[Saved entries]
========

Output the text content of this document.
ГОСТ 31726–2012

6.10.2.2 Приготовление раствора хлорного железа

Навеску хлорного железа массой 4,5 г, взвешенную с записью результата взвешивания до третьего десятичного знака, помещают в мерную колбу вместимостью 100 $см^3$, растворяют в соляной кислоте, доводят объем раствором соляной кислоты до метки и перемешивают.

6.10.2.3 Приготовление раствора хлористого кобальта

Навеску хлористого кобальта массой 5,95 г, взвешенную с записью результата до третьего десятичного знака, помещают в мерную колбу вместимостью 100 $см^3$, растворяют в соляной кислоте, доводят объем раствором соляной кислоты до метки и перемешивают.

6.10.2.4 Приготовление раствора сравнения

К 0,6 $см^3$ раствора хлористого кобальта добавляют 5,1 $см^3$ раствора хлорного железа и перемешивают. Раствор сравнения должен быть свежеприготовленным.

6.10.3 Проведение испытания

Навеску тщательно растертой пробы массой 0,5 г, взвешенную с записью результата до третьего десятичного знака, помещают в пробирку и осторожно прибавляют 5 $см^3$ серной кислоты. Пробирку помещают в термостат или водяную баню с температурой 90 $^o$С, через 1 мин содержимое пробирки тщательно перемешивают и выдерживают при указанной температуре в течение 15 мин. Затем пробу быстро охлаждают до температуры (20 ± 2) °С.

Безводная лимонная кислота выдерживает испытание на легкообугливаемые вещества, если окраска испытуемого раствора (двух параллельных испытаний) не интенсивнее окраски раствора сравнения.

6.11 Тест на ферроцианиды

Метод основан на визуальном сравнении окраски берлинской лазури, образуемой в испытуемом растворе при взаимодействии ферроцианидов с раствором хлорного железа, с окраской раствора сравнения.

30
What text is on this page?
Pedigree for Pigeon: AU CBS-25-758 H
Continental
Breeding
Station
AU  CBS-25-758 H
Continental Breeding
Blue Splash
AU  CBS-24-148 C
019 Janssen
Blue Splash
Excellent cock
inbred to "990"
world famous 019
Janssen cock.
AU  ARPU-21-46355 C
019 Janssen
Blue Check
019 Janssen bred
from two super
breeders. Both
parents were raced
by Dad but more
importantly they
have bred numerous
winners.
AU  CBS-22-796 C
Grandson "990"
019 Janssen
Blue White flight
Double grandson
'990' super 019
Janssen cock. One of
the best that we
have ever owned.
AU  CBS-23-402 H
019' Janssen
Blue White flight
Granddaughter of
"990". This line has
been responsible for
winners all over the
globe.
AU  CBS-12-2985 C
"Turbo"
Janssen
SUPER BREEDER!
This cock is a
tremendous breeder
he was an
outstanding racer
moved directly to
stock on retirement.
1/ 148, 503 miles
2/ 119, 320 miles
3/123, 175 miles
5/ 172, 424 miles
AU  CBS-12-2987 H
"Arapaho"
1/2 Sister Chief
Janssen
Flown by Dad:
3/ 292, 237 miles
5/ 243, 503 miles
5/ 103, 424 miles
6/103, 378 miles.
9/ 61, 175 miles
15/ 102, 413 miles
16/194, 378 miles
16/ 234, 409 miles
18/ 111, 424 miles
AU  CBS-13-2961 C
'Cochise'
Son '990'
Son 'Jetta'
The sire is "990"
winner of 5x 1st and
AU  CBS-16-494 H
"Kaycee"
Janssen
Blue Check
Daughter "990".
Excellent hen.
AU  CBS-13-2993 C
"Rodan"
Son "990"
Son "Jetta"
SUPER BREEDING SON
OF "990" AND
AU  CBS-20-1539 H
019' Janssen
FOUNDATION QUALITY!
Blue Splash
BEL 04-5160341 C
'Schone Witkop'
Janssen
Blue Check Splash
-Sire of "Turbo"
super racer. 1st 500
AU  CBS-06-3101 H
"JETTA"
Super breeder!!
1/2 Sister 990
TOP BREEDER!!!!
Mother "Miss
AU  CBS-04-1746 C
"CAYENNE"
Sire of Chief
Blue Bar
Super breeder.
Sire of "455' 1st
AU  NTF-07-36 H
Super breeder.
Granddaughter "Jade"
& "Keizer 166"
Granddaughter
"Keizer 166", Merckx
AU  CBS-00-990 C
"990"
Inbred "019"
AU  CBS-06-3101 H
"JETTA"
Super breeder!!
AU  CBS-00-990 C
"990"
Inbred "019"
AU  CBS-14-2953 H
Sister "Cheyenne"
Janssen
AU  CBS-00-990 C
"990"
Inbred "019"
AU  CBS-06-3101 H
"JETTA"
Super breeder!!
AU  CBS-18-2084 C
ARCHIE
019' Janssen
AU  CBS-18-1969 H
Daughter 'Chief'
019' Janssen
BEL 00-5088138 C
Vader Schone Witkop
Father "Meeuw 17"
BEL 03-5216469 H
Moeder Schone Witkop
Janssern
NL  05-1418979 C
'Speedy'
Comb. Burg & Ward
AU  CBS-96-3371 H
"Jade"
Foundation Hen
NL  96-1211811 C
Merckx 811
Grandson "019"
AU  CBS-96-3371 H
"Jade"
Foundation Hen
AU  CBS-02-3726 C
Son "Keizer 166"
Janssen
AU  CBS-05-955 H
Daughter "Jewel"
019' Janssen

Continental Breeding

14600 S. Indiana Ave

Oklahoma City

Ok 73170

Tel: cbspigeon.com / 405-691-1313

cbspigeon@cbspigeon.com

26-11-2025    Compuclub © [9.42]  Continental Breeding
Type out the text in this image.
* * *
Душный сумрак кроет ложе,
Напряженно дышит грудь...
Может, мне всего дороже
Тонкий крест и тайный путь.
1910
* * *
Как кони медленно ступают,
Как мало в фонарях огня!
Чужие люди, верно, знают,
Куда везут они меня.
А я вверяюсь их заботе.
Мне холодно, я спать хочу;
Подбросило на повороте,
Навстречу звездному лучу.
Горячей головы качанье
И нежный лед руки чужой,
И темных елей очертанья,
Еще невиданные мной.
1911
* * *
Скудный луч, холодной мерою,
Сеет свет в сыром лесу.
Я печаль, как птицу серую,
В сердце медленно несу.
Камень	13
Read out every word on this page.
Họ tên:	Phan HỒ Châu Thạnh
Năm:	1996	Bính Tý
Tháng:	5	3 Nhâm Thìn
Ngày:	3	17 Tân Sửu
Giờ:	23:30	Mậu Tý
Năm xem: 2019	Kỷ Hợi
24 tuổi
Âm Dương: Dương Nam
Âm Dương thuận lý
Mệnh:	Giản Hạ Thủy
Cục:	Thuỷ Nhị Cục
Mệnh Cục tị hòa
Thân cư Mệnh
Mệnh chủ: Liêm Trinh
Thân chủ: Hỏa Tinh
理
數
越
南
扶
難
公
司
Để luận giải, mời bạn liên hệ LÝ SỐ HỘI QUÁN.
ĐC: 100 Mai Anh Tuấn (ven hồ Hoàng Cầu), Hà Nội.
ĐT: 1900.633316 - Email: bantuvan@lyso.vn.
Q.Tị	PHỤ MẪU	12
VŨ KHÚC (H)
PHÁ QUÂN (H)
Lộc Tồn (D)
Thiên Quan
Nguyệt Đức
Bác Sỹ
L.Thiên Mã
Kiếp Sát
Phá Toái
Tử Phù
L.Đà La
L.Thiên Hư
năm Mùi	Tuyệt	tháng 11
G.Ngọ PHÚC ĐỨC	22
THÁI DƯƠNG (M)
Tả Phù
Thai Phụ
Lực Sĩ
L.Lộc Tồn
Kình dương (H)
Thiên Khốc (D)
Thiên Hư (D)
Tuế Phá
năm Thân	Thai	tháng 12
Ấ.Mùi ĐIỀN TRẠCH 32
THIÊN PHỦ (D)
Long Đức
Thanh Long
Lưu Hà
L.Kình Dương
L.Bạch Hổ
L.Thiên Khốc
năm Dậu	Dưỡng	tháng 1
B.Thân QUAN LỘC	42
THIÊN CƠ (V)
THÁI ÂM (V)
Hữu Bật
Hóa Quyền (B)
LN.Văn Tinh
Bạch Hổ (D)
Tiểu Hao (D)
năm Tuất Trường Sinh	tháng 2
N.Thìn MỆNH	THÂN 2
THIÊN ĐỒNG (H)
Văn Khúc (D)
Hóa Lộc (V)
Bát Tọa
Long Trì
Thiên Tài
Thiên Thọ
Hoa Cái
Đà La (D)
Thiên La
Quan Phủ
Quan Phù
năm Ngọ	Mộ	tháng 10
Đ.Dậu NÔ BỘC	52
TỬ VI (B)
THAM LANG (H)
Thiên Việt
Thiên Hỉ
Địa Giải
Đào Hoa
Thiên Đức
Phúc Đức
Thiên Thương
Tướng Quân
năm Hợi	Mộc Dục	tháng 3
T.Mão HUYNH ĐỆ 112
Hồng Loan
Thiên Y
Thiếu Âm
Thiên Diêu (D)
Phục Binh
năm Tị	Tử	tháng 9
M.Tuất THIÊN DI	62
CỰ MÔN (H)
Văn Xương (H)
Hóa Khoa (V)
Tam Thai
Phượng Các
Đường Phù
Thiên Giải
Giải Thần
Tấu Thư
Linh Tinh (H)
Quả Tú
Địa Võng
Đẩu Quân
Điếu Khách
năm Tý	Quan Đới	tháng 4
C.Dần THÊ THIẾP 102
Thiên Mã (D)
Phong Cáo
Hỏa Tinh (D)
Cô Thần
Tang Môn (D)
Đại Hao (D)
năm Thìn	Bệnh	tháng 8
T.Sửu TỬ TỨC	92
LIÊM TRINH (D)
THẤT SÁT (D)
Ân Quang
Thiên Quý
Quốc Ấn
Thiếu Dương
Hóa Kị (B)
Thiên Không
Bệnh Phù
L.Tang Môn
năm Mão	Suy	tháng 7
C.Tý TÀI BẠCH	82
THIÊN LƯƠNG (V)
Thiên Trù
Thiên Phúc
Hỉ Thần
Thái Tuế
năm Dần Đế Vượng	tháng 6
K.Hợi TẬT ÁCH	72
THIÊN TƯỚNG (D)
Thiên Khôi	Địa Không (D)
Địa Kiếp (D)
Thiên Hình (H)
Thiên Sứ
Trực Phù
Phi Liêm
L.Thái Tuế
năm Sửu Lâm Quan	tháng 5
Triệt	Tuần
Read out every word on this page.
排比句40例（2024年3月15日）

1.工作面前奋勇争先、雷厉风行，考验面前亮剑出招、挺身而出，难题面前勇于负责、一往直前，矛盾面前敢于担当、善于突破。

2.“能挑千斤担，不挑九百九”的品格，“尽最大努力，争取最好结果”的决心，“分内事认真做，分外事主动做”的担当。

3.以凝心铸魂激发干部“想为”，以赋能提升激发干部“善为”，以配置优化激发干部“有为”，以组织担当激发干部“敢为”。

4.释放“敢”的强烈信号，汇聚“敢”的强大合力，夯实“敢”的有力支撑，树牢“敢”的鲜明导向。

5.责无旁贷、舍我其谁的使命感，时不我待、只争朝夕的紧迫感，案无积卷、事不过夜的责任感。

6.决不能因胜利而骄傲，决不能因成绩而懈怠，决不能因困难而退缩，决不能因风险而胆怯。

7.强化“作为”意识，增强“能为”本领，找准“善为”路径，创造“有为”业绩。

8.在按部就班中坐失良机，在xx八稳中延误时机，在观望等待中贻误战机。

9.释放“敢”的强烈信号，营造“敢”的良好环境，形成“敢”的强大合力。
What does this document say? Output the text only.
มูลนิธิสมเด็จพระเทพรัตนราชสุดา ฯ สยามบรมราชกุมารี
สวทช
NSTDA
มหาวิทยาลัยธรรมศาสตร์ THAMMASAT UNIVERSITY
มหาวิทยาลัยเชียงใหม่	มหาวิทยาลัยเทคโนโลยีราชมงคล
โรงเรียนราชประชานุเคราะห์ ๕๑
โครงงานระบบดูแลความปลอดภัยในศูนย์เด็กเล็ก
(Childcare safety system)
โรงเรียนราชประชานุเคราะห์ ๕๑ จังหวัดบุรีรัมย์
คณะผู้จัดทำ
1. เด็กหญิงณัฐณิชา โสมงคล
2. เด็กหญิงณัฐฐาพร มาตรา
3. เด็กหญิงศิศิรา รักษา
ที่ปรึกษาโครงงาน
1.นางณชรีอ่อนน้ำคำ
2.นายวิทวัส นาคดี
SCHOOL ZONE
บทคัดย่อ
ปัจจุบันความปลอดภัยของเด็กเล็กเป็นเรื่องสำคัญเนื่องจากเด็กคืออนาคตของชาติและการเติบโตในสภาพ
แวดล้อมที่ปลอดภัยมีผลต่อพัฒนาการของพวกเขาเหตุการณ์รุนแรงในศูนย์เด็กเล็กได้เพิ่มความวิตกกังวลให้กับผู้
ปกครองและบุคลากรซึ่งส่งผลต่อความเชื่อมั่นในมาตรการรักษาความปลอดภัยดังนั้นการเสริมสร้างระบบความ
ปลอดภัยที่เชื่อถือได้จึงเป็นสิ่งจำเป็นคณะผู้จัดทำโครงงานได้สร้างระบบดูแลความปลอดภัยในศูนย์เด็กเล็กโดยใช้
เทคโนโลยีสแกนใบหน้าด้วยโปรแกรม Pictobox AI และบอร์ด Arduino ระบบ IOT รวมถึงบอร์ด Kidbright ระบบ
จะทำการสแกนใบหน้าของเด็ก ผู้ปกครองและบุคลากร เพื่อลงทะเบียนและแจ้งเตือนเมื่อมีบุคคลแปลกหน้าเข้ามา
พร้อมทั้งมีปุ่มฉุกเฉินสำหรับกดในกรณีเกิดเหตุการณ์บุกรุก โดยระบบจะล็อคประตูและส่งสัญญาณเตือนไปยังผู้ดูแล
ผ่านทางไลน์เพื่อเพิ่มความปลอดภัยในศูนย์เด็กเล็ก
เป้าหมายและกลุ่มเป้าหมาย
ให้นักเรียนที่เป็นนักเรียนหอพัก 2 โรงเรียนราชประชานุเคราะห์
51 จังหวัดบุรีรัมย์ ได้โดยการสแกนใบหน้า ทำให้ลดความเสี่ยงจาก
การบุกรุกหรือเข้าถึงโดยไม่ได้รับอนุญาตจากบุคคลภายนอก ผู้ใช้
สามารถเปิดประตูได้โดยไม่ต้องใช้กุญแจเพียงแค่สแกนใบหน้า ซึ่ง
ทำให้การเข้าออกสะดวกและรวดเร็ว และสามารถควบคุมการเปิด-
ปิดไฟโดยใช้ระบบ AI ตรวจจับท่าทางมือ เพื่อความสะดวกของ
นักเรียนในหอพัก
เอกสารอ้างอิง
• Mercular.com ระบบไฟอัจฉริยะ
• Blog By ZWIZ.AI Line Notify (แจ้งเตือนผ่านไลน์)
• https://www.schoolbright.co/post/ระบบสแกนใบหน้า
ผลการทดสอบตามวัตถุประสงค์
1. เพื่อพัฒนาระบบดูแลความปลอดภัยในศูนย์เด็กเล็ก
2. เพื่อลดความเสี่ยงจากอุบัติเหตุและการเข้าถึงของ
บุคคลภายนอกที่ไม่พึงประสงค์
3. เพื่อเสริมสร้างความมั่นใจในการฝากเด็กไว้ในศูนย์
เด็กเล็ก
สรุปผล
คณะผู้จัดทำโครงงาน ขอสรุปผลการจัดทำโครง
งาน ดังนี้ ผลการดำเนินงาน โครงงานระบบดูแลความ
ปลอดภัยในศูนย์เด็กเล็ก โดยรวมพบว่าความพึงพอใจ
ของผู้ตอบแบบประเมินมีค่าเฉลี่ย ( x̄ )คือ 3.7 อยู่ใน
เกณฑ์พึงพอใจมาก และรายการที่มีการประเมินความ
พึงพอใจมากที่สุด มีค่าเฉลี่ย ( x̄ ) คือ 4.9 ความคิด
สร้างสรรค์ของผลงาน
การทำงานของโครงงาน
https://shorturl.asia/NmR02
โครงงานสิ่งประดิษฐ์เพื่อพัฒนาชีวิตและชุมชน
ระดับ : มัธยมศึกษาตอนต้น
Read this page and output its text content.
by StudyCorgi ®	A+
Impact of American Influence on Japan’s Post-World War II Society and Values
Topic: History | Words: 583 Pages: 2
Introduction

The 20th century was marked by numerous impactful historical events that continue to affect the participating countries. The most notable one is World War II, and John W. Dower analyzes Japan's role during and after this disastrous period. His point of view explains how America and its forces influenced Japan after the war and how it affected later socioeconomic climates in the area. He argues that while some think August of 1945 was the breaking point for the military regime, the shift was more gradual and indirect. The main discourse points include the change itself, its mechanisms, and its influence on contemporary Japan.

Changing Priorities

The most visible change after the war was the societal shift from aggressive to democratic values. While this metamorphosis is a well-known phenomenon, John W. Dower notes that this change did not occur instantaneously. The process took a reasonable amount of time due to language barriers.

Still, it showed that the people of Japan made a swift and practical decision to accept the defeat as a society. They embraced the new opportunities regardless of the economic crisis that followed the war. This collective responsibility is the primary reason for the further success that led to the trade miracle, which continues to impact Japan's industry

========

Scan the listing above. Gather each line that contains the word "десятичного".

**TASK RESPONSE:**
Навеску хлорного железа массой 4,5 г, взвешенную с записью результата взвешивания до третьего десятичного знака, помещают в мерную колбу вместимостью 100 $см^3$, растворяют в соляной кислоте, доводят объем раствором соляной кислоты до метки и перемешивают.
Навеску хлористого кобальта массой 5,95 г, взвешенную с записью результата до третьего десятичного знака, помещают в мерную колбу вместимостью 100 $см^3$, растворяют в соляной кислоте, доводят объем раствором соляной кислоты до метки и перемешивают.
Навеску тщательно растертой пробы массой 0,5 г, взвешенную с записью результата до третьего десятичного знака, помещают в пробирку и осторожно прибавляют 5 $см^3$ серной кислоты. Пробирку помещают в термостат или водяную баню с температурой 90 $^o$С, через 1 мин содержимое пробирки тщательно перемешивают и выдерживают при указанной температуре в течение 15 мин. Затем пробу быстро охлаждают до температуры (20 ± 2) °С.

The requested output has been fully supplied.